--- START OF Data extract ---

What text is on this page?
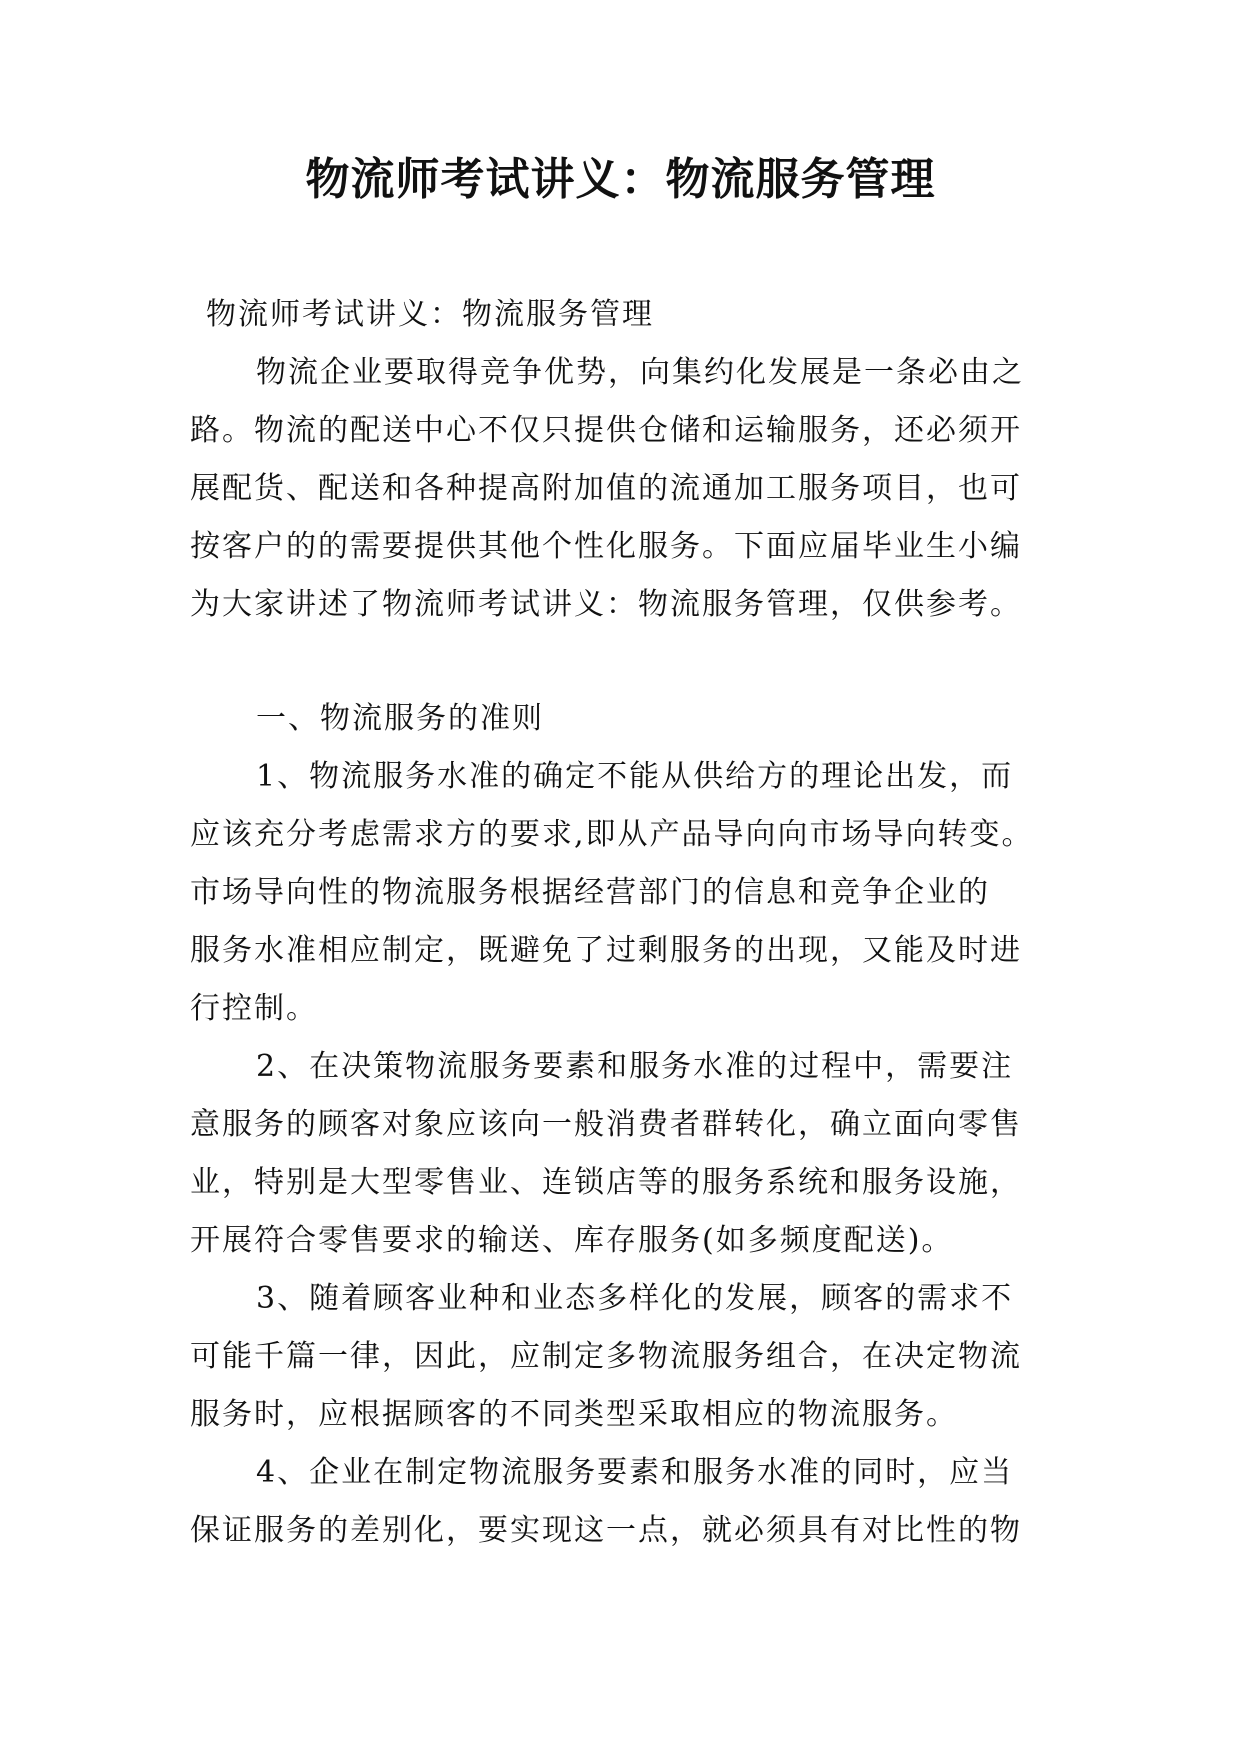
物流师考试讲义：物流服务管理

物流师考试讲义：物流服务管理

物流企业要取得竞争优势，向集约化发展是一条必由之

路。物流的配送中心不仅只提供仓储和运输服务，还必须开

展配货、配送和各种提高附加值的流通加工服务项目，也可

按客户的的需要提供其他个性化服务。下面应届毕业生小编

为大家讲述了物流师考试讲义：物流服务管理，仅供参考。

一、物流服务的准则

1、物流服务水准的确定不能从供给方的理论出发，而

应该充分考虑需求方的要求,即从产品导向向市场导向转变。

市场导向性的物流服务根据经营部门的信息和竞争企业的

服务水准相应制定，既避免了过剩服务的出现，又能及时进

行控制。

2、在决策物流服务要素和服务水准的过程中，需要注

意服务的顾客对象应该向一般消费者群转化，确立面向零售

业，特别是大型零售业、连锁店等的服务系统和服务设施，

开展符合零售要求的输送、库存服务(如多频度配送)。

3、随着顾客业种和业态多样化的发展，顾客的需求不

可能千篇一律，因此，应制定多物流服务组合，在决定物流

服务时，应根据顾客的不同类型采取相应的物流服务。

4、企业在制定物流服务要素和服务水准的同时，应当

保证服务的差别化，要实现这一点，就必须具有对比性的物
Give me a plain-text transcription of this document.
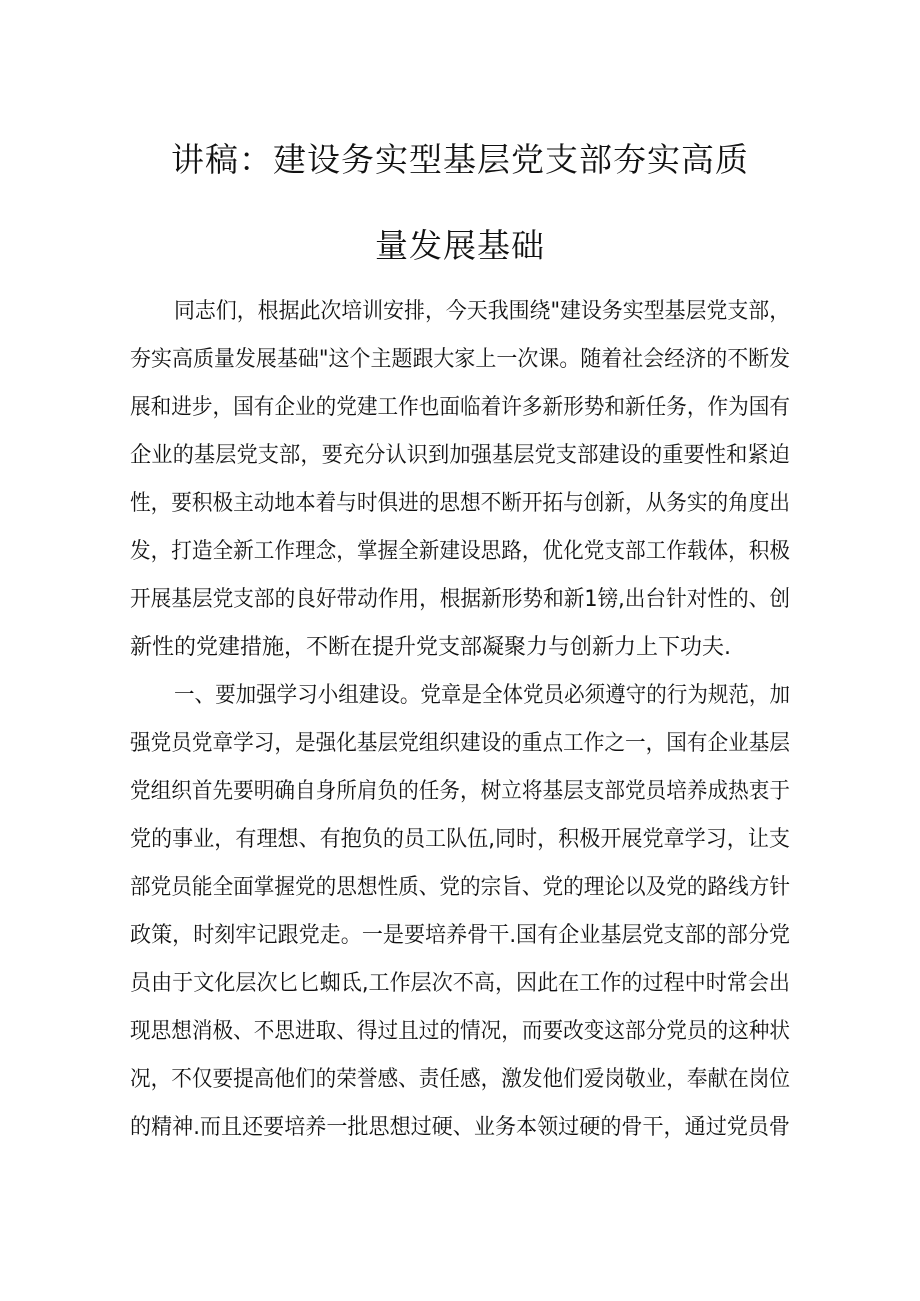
讲稿：建设务实型基层党支部夯实高质
量发展基础
同志们，根据此次培训安排，今天我围绕"建设务实型基层党支部，
夯实高质量发展基础"这个主题跟大家上一次课。随着社会经济的不断发
展和进步，国有企业的党建工作也面临着许多新形势和新任务，作为国有
企业的基层党支部，要充分认识到加强基层党支部建设的重要性和紧迫
性，要积极主动地本着与时俱进的思想不断开拓与创新，从务实的角度出
发，打造全新工作理念，掌握全新建设思路，优化党支部工作载体，积极
开展基层党支部的良好带动作用，根据新形势和新1镑,出台针对性的、创
新性的党建措施，不断在提升党支部凝聚力与创新力上下功夫.
一、要加强学习小组建设。党章是全体党员必须遵守的行为规范，加
强党员党章学习，是强化基层党组织建设的重点工作之一，国有企业基层
党组织首先要明确自身所肩负的任务，树立将基层支部党员培养成热衷于
党的事业，有理想、有抱负的员工队伍,同时，积极开展党章学习，让支
部党员能全面掌握党的思想性质、党的宗旨、党的理论以及党的路线方针
政策，时刻牢记跟党走。一是要培养骨干.国有企业基层党支部的部分党
员由于文化层次匕匕蜘氐,工作层次不高，因此在工作的过程中时常会出
现思想消极、不思进取、得过且过的情况，而要改变这部分党员的这种状
况，不仅要提高他们的荣誉感、责任感，激发他们爱岗敬业，奉献在岗位
的精神.而且还要培养一批思想过硬、业务本领过硬的骨干，通过党员骨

--- END OF Data extract ---

- The task:
From the material above, gather all lines that include the string "this" and copy them.

- Response to the exercise:
What text is on this page?
Give me a plain-text transcription of this document.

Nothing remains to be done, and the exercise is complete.